RECORDED DATA →
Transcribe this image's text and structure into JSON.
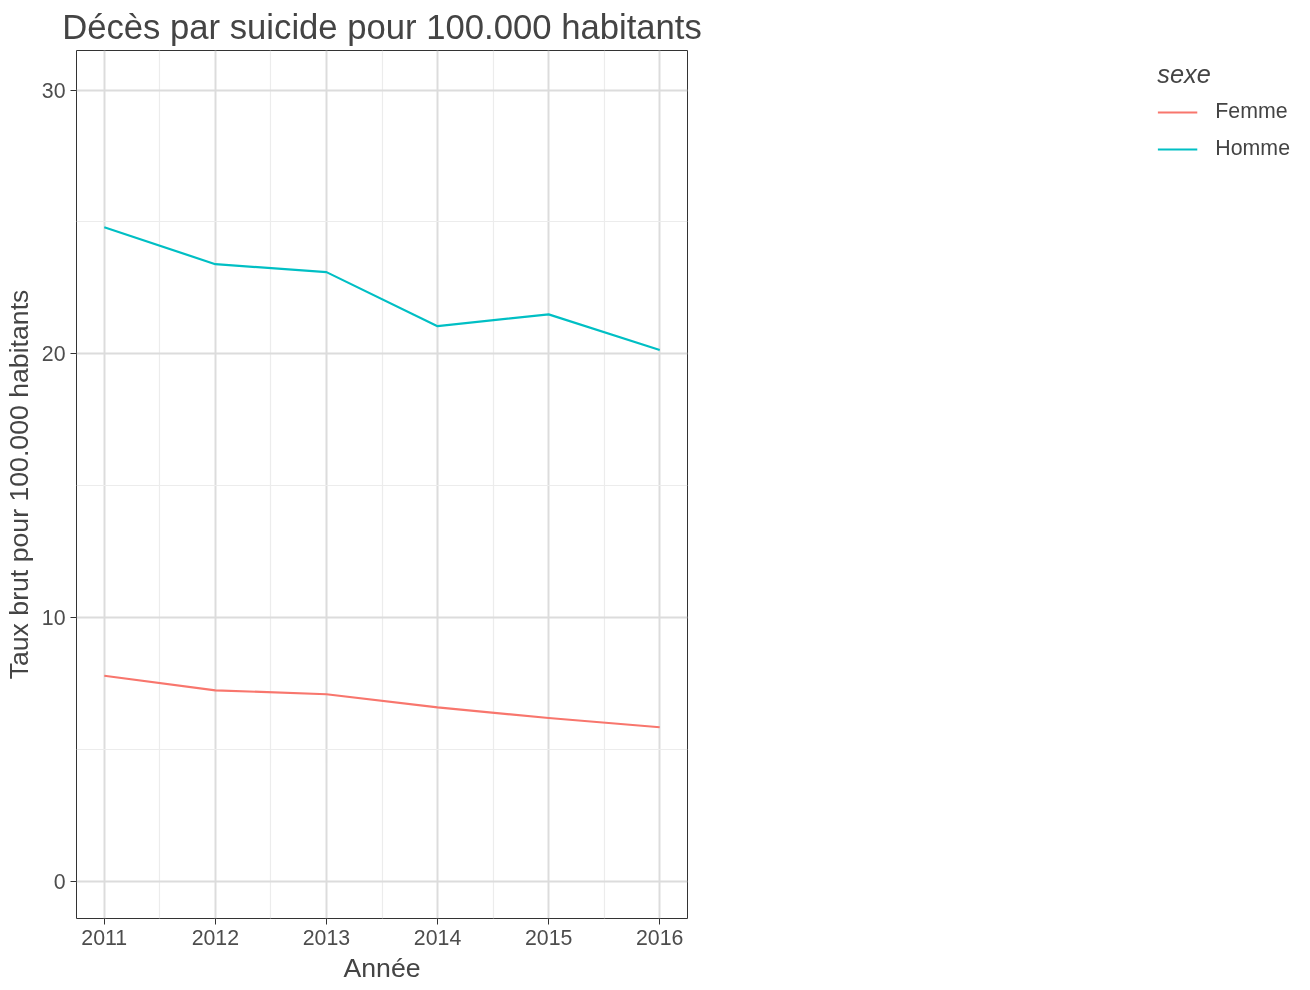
{
  "chart_data": {
    "type": "line",
    "title": "Décès par suicide pour 100.000 habitants",
    "xlabel": "Année",
    "ylabel": "Taux brut pour 100.000 habitants",
    "legend_title": "sexe",
    "x": [
      2011,
      2012,
      2013,
      2014,
      2015,
      2016
    ],
    "series": [
      {
        "name": "Femme",
        "color": "#f8766d",
        "values": [
          7.8,
          7.25,
          7.1,
          6.6,
          6.2,
          5.85
        ]
      },
      {
        "name": "Homme",
        "color": "#00bfc4",
        "values": [
          24.8,
          23.4,
          23.1,
          21.05,
          21.5,
          20.15
        ]
      }
    ],
    "xlim": [
      2010.75,
      2016.25
    ],
    "ylim": [
      -1.4,
      31.5
    ],
    "xticks": [
      2011,
      2012,
      2013,
      2014,
      2015,
      2016
    ],
    "yticks": [
      0,
      10,
      20,
      30
    ],
    "grid": true,
    "legend": "right",
    "line_style": "solid",
    "marker": "none"
  }
}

EXERCISE → Print each record exactly as it stands, leaving the images out.

RESULT OF THIS EXERCISE →
Transcribe this image's text and structure into JSON.
{
  "chart_data": {
    "type": "line",
    "title": "Décès par suicide pour 100.000 habitants",
    "xlabel": "Année",
    "ylabel": "Taux brut pour 100.000 habitants",
    "legend_title": "sexe",
    "x": [
      2011,
      2012,
      2013,
      2014,
      2015,
      2016
    ],
    "series": [
      {
        "name": "Femme",
        "color": "#f8766d",
        "values": [
          7.8,
          7.25,
          7.1,
          6.6,
          6.2,
          5.85
        ]
      },
      {
        "name": "Homme",
        "color": "#00bfc4",
        "values": [
          24.8,
          23.4,
          23.1,
          21.05,
          21.5,
          20.15
        ]
      }
    ],
    "xlim": [
      2010.75,
      2016.25
    ],
    "ylim": [
      -1.4,
      31.5
    ],
    "xticks": [
      2011,
      2012,
      2013,
      2014,
      2015,
      2016
    ],
    "yticks": [
      0,
      10,
      20,
      30
    ],
    "grid": true,
    "legend": "right",
    "line_style": "solid",
    "marker": "none"
  }
}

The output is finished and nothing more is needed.